__Stored entries__
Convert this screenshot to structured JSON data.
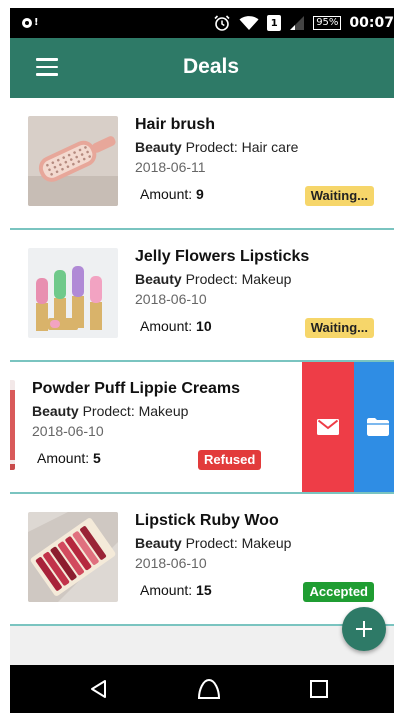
{
  "status_bar": {
    "battery": "95%",
    "sim": "1",
    "time": "00:07"
  },
  "app_bar": {
    "title": "Deals",
    "menu_icon": "hamburger-menu-icon"
  },
  "deals": [
    {
      "title": "Hair brush",
      "category": "Beauty",
      "product_prefix": "Prodect:",
      "product": "Hair care",
      "date": "2018-06-11",
      "amount_label": "Amount:",
      "amount": "9",
      "status": "Waiting..."
    },
    {
      "title": "Jelly Flowers Lipsticks",
      "category": "Beauty",
      "product_prefix": "Prodect:",
      "product": "Makeup",
      "date": "2018-06-10",
      "amount_label": "Amount:",
      "amount": "10",
      "status": "Waiting..."
    },
    {
      "title": "Powder Puff Lippie Creams",
      "category": "Beauty",
      "product_prefix": "Prodect:",
      "product": "Makeup",
      "date": "2018-06-10",
      "amount_label": "Amount:",
      "amount": "5",
      "status": "Refused"
    },
    {
      "title": "Lipstick Ruby Woo",
      "category": "Beauty",
      "product_prefix": "Prodect:",
      "product": "Makeup",
      "date": "2018-06-10",
      "amount_label": "Amount:",
      "amount": "15",
      "status": "Accepted"
    }
  ],
  "swipe_actions": {
    "mail_icon": "envelope-icon",
    "folder_icon": "folder-icon"
  },
  "fab_icon": "plus-icon",
  "colors": {
    "primary": "#2e7a67",
    "waiting": "#f6d66a",
    "refused": "#e23b3b",
    "accepted": "#1f9d32",
    "mail_action": "#ee3d47",
    "folder_action": "#2f8de4",
    "divider": "#7ac4c0"
  }
}
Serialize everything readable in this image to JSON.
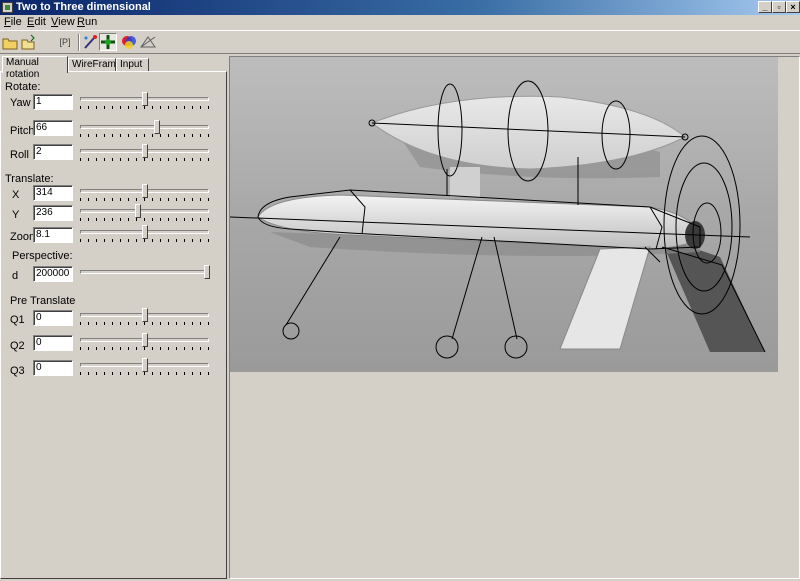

__Goal__
Give an exact reproduction of every line, leaving out any picture.

__Final answer__
Convert this screenshot to structured JSON data.
{
  "status_bar": {
    "battery": "95%",
    "sim": "1",
    "time": "00:07"
  },
  "app_bar": {
    "title": "Deals",
    "menu_icon": "hamburger-menu-icon"
  },
  "deals": [
    {
      "title": "Hair brush",
      "category": "Beauty",
      "product_prefix": "Prodect:",
      "product": "Hair care",
      "date": "2018-06-11",
      "amount_label": "Amount:",
      "amount": "9",
      "status": "Waiting..."
    },
    {
      "title": "Jelly Flowers Lipsticks",
      "category": "Beauty",
      "product_prefix": "Prodect:",
      "product": "Makeup",
      "date": "2018-06-10",
      "amount_label": "Amount:",
      "amount": "10",
      "status": "Waiting..."
    },
    {
      "title": "Powder Puff Lippie Creams",
      "category": "Beauty",
      "product_prefix": "Prodect:",
      "product": "Makeup",
      "date": "2018-06-10",
      "amount_label": "Amount:",
      "amount": "5",
      "status": "Refused"
    },
    {
      "title": "Lipstick Ruby Woo",
      "category": "Beauty",
      "product_prefix": "Prodect:",
      "product": "Makeup",
      "date": "2018-06-10",
      "amount_label": "Amount:",
      "amount": "15",
      "status": "Accepted"
    }
  ],
  "swipe_actions": {
    "mail_icon": "envelope-icon",
    "folder_icon": "folder-icon"
  },
  "fab_icon": "plus-icon",
  "colors": {
    "primary": "#2e7a67",
    "waiting": "#f6d66a",
    "refused": "#e23b3b",
    "accepted": "#1f9d32",
    "mail_action": "#ee3d47",
    "folder_action": "#2f8de4",
    "divider": "#7ac4c0"
  }
}
Serialize everything readable in this image to JSON.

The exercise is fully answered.